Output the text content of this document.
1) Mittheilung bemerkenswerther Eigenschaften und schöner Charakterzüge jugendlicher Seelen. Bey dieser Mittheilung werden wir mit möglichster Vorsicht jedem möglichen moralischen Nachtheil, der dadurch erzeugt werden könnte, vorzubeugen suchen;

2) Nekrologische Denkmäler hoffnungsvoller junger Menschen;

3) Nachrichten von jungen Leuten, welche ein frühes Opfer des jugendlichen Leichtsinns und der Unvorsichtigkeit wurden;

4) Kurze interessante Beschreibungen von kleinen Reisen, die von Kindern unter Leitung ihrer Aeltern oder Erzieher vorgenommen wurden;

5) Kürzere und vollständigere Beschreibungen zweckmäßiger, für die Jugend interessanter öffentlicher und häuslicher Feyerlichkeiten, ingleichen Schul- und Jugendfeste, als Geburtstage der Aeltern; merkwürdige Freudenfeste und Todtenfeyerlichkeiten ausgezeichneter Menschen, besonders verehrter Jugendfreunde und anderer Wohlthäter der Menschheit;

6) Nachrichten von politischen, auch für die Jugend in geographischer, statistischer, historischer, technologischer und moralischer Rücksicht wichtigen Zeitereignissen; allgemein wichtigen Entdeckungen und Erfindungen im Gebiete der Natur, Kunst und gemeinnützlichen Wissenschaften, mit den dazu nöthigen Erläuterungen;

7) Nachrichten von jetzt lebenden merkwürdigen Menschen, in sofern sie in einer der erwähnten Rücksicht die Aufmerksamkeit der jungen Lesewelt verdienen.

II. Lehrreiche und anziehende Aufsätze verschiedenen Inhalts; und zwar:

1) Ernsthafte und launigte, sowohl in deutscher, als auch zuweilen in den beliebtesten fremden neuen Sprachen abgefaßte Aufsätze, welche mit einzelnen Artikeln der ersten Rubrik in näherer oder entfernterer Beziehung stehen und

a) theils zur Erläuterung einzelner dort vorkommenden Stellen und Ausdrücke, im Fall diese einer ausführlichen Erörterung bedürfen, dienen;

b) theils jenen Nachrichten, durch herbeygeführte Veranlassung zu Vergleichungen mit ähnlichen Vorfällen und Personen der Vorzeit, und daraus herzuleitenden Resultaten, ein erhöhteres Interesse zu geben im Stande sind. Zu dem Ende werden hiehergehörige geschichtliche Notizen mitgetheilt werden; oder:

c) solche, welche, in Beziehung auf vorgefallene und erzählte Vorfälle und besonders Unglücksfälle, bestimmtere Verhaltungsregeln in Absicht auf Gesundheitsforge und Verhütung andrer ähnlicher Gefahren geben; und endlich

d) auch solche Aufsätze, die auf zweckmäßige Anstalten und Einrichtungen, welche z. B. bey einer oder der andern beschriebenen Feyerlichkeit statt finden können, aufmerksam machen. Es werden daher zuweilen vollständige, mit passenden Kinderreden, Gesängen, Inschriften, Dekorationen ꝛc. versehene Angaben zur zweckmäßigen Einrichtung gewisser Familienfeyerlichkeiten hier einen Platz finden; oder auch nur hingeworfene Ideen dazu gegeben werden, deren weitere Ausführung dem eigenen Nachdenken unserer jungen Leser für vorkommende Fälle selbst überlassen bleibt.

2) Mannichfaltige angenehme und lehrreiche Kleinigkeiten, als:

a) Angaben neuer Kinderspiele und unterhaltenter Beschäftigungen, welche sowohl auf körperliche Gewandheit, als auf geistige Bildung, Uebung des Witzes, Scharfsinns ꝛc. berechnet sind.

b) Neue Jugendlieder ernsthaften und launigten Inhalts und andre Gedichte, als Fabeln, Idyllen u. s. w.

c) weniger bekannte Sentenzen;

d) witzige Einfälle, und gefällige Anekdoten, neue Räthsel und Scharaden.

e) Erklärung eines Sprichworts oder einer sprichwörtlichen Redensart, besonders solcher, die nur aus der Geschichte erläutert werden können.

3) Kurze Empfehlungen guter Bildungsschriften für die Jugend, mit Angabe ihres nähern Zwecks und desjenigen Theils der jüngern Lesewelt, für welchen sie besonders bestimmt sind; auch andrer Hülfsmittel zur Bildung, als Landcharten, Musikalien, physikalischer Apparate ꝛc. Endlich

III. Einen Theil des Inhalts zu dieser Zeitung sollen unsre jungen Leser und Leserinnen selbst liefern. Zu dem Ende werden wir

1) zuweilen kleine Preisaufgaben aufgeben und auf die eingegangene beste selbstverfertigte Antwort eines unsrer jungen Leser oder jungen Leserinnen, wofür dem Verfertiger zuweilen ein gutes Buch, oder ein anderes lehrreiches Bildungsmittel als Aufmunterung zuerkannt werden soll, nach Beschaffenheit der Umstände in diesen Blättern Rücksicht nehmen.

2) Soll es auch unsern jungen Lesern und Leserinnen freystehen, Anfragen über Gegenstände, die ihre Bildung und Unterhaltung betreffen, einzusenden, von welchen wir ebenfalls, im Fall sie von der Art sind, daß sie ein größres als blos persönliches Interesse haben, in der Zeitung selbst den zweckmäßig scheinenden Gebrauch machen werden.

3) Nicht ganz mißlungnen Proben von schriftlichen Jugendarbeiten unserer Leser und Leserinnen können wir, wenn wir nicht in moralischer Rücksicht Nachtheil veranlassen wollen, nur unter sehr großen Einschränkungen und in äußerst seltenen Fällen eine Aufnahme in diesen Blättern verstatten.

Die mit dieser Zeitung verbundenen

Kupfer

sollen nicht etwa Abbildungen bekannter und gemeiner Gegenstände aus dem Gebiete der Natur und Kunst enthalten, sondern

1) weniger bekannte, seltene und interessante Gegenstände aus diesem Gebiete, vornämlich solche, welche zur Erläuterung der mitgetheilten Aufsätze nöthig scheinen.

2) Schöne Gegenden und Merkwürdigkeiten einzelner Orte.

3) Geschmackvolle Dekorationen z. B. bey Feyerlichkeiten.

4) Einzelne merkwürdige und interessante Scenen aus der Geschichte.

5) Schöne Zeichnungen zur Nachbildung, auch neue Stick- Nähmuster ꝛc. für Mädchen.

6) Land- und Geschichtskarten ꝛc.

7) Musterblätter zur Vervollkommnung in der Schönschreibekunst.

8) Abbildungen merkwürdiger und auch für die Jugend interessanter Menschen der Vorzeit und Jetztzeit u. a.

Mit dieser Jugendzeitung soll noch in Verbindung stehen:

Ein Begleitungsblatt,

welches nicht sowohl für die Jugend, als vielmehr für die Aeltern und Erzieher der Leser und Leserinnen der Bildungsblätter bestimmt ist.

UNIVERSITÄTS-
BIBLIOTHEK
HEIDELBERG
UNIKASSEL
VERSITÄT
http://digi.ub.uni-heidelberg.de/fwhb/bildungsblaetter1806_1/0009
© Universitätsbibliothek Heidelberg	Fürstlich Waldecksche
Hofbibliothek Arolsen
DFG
::::::::
- _ASSIGNMENT_: Search the material above for the word "sollen", then copy each line that holds it.

- _EXERCISE RESULT_:
III. Einen Theil des Inhalts zu dieser Zeitung sollen unsre jungen Leser und Leserinnen selbst liefern. Zu dem Ende werden wir
sollen nicht etwa Abbildungen bekannter und gemeiner Gegenstände aus dem Gebiete der Natur und Kunst enthalten, sondern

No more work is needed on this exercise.